◆ Objective:
Copy every line of the material below word for word.

>> BEGIN Supplied material

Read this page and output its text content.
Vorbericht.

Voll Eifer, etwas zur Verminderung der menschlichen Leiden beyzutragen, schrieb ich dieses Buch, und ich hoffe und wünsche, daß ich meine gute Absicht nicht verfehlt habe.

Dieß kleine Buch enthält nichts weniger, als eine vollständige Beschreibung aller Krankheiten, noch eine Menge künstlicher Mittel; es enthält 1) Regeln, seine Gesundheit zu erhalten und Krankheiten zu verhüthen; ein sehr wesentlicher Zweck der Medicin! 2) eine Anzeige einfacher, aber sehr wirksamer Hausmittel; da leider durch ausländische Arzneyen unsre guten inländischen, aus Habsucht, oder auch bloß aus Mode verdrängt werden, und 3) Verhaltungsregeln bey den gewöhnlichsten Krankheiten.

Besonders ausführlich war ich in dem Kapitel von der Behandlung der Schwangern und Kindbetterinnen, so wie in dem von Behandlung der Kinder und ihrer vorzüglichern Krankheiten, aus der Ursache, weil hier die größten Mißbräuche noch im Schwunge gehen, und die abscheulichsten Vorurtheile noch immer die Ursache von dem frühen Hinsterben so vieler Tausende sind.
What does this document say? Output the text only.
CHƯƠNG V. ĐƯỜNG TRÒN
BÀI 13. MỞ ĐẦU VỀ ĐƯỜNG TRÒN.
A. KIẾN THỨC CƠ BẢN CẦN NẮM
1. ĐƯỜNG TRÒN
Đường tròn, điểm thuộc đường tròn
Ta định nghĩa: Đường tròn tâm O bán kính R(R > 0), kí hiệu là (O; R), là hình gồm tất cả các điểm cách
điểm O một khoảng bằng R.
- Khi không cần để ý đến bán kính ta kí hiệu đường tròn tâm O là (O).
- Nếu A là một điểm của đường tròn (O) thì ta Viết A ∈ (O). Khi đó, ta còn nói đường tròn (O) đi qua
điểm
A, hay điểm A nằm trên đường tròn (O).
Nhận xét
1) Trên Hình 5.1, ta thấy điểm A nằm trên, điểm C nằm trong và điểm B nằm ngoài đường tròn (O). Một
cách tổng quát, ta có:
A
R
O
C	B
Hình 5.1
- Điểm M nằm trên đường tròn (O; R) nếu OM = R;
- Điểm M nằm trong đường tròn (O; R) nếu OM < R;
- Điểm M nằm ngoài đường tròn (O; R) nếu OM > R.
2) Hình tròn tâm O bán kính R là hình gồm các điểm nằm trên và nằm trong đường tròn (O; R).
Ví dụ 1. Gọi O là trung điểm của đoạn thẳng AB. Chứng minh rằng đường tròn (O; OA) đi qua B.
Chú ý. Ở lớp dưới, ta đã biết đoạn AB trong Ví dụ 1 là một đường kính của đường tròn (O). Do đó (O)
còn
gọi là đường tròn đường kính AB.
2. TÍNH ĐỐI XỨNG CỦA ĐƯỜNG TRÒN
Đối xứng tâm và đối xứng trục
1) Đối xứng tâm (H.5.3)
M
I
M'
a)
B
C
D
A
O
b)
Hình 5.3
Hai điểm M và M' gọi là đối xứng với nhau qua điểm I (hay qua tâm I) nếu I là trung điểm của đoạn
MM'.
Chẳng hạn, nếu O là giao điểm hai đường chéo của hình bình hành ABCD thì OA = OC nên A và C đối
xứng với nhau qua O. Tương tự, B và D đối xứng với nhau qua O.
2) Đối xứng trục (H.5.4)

>> END Supplied material

◆ Solution to this exercise:
Read this page and output its text content.
Vorbericht.

Voll Eifer, etwas zur Verminderung der menschlichen Leiden beyzutragen, schrieb ich dieses Buch, und ich hoffe und wünsche, daß ich meine gute Absicht nicht verfehlt habe.

Dieß kleine Buch enthält nichts weniger, als eine vollständige Beschreibung aller Krankheiten, noch eine Menge künstlicher Mittel; es enthält 1) Regeln, seine Gesundheit zu erhalten und Krankheiten zu verhüthen; ein sehr wesentlicher Zweck der Medicin! 2) eine Anzeige einfacher, aber sehr wirksamer Hausmittel; da leider durch ausländische Arzneyen unsre guten inländischen, aus Habsucht, oder auch bloß aus Mode verdrängt werden, und 3) Verhaltungsregeln bey den gewöhnlichsten Krankheiten.

Besonders ausführlich war ich in dem Kapitel von der Behandlung der Schwangern und Kindbetterinnen, so wie in dem von Behandlung der Kinder und ihrer vorzüglichern Krankheiten, aus der Ursache, weil hier die größten Mißbräuche noch im Schwunge gehen, und die abscheulichsten Vorurtheile noch immer die Ursache von dem frühen Hinsterben so vieler Tausende sind.
What does this document say? Output the text only.
CHƯƠNG V. ĐƯỜNG TRÒN
BÀI 13. MỞ ĐẦU VỀ ĐƯỜNG TRÒN.
A. KIẾN THỨC CƠ BẢN CẦN NẮM
1. ĐƯỜNG TRÒN
Đường tròn, điểm thuộc đường tròn
Ta định nghĩa: Đường tròn tâm O bán kính R(R > 0), kí hiệu là (O; R), là hình gồm tất cả các điểm cách
điểm O một khoảng bằng R.
- Khi không cần để ý đến bán kính ta kí hiệu đường tròn tâm O là (O).
- Nếu A là một điểm của đường tròn (O) thì ta Viết A ∈ (O). Khi đó, ta còn nói đường tròn (O) đi qua
điểm
A, hay điểm A nằm trên đường tròn (O).
Nhận xét
1) Trên Hình 5.1, ta thấy điểm A nằm trên, điểm C nằm trong và điểm B nằm ngoài đường tròn (O). Một
cách tổng quát, ta có:
A
R
O
C	B
Hình 5.1
- Điểm M nằm trên đường tròn (O; R) nếu OM = R;
- Điểm M nằm trong đường tròn (O; R) nếu OM < R;
- Điểm M nằm ngoài đường tròn (O; R) nếu OM > R.
2) Hình tròn tâm O bán kính R là hình gồm các điểm nằm trên và nằm trong đường tròn (O; R).
Ví dụ 1. Gọi O là trung điểm của đoạn thẳng AB. Chứng minh rằng đường tròn (O; OA) đi qua B.
Chú ý. Ở lớp dưới, ta đã biết đoạn AB trong Ví dụ 1 là một đường kính của đường tròn (O). Do đó (O)
còn
gọi là đường tròn đường kính AB.
2. TÍNH ĐỐI XỨNG CỦA ĐƯỜNG TRÒN
Đối xứng tâm và đối xứng trục
1) Đối xứng tâm (H.5.3)
M
I
M'
a)
B
C
D
A
O
b)
Hình 5.3
Hai điểm M và M' gọi là đối xứng với nhau qua điểm I (hay qua tâm I) nếu I là trung điểm của đoạn
MM'.
Chẳng hạn, nếu O là giao điểm hai đường chéo của hình bình hành ABCD thì OA = OC nên A và C đối
xứng với nhau qua O. Tương tự, B và D đối xứng với nhau qua O.
2) Đối xứng trục (H.5.4)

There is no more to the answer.